◆ **What you should do**: Leave out the pictures and repeat the data exactly.

◆ **Raw records**:

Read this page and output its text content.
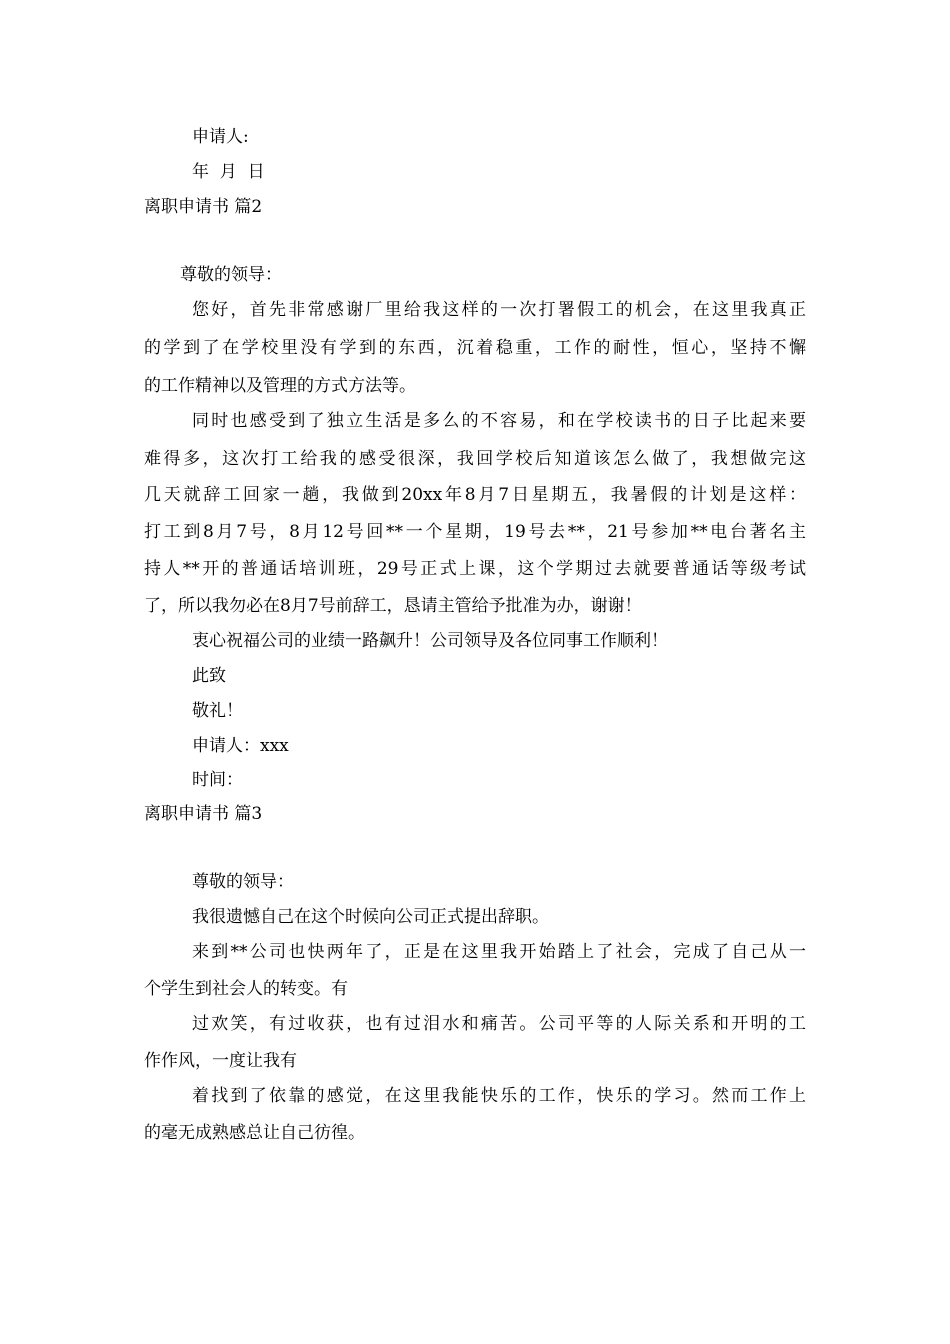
申请人:
年  月  日
离职申请书 篇2
尊敬的领导：
您好，首先非常感谢厂里给我这样的一次打署假工的机会，在这里我真正
的学到了在学校里没有学到的东西，沉着稳重，工作的耐性，恒心，坚持不懈
的工作精神以及管理的方式方法等。
同时也感受到了独立生活是多么的不容易，和在学校读书的日子比起来要
难得多，这次打工给我的感受很深，我回学校后知道该怎么做了，我想做完这
几天就辞工回家一趟，我做到20xx年8月7日星期五，我暑假的计划是这样：
打工到8月7号，8月12号回**一个星期，19号去**，21号参加**电台著名主
持人**开的普通话培训班，29号正式上课，这个学期过去就要普通话等级考试
了，所以我勿必在8月7号前辞工，恳请主管给予批准为办，谢谢！
衷心祝福公司的业绩一路飙升！公司领导及各位同事工作顺利！
此致
敬礼！
申请人：xxx
时间：
离职申请书 篇3
尊敬的领导：
我很遗憾自己在这个时候向公司正式提出辞职。
来到**公司也快两年了，正是在这里我开始踏上了社会，完成了自己从一
个学生到社会人的转变。有
过欢笑，有过收获，也有过泪水和痛苦。公司平等的人际关系和开明的工
作作风，一度让我有
着找到了依靠的感觉，在这里我能快乐的工作，快乐的学习。然而工作上
的毫无成熟感总让自己彷徨。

◆ **Completed exercise**:
Read this page and output its text content.
申请人:
年  月  日
离职申请书 篇2
尊敬的领导：
您好，首先非常感谢厂里给我这样的一次打署假工的机会，在这里我真正
的学到了在学校里没有学到的东西，沉着稳重，工作的耐性，恒心，坚持不懈
的工作精神以及管理的方式方法等。
同时也感受到了独立生活是多么的不容易，和在学校读书的日子比起来要
难得多，这次打工给我的感受很深，我回学校后知道该怎么做了，我想做完这
几天就辞工回家一趟，我做到20xx年8月7日星期五，我暑假的计划是这样：
打工到8月7号，8月12号回**一个星期，19号去**，21号参加**电台著名主
持人**开的普通话培训班，29号正式上课，这个学期过去就要普通话等级考试
了，所以我勿必在8月7号前辞工，恳请主管给予批准为办，谢谢！
衷心祝福公司的业绩一路飙升！公司领导及各位同事工作顺利！
此致
敬礼！
申请人：xxx
时间：
离职申请书 篇3
尊敬的领导：
我很遗憾自己在这个时候向公司正式提出辞职。
来到**公司也快两年了，正是在这里我开始踏上了社会，完成了自己从一
个学生到社会人的转变。有
过欢笑，有过收获，也有过泪水和痛苦。公司平等的人际关系和开明的工
作作风，一度让我有
着找到了依靠的感觉，在这里我能快乐的工作，快乐的学习。然而工作上
的毫无成熟感总让自己彷徨。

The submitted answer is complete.